Excerpts from a layout annotation set |

◆ ◆ ◆ ◆ ◆ ◆ ◆

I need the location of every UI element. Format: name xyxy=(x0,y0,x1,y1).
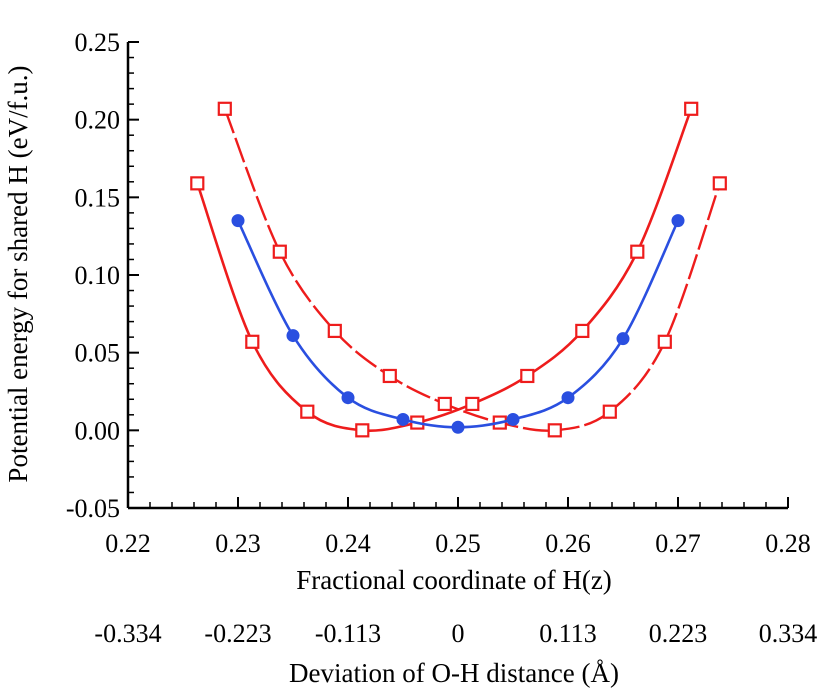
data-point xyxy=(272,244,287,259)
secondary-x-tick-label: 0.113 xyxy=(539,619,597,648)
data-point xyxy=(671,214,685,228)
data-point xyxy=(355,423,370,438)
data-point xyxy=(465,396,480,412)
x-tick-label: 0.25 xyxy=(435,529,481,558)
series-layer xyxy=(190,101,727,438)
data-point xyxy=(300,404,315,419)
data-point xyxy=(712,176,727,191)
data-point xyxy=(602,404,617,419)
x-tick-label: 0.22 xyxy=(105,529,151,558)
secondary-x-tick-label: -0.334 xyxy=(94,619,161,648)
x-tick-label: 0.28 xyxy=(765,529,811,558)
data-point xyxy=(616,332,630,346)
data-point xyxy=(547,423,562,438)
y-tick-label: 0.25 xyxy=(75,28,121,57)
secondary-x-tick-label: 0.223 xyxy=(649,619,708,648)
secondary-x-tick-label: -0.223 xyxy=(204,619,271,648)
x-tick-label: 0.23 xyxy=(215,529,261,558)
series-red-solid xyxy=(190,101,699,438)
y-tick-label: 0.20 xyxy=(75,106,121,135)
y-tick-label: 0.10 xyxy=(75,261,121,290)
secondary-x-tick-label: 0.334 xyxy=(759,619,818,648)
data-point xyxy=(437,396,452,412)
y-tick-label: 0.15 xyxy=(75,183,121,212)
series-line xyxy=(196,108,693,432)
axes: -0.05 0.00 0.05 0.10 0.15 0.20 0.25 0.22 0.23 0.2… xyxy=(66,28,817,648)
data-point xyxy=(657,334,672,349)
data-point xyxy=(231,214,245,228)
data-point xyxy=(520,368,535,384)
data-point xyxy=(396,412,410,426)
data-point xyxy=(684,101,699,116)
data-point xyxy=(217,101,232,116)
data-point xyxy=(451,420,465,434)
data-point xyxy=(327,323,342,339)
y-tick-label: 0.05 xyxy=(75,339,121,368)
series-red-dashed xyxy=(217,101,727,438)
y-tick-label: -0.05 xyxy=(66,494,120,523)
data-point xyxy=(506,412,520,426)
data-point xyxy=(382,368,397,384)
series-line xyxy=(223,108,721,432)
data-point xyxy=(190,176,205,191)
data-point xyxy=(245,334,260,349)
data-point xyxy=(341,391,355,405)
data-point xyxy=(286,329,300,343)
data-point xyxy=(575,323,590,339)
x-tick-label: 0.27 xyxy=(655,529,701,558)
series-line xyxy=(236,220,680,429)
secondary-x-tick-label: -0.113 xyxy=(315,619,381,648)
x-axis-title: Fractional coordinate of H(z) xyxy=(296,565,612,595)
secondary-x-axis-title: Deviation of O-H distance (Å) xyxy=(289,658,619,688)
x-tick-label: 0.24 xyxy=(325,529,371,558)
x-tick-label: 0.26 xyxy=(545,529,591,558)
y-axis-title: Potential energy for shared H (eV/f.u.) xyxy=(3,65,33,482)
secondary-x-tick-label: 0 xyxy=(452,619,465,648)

◆ ◆ ◆ ◆ ◆ ◆ ◆

PROMPT | Recast the lines of the records above as a Markdown table with the columns Row and Line, starting at the line that contains "data-point xyxy=(272,244,287,259)" and ending at the line that contains "series-layer xyxy=(190,101,727,438)". Put each line's number in Row and the line itself in Line, and leave out any blank lines.

RESPONSE TO THE EXERCISE |
| Row | Line |
|---|---|
| 1 | data-point xyxy=(272,244,287,259) |
| 2 | secondary-x-tick-label: 0.113 xyxy=(539,619,597,648) |
| 3 | data-point xyxy=(671,214,685,228) |
| 4 | data-point xyxy=(355,423,370,438) |
| 5 | data-point xyxy=(465,396,480,412) |
| 6 | x-tick-label: 0.25 xyxy=(435,529,481,558) |
| 7 | series-layer xyxy=(190,101,727,438) |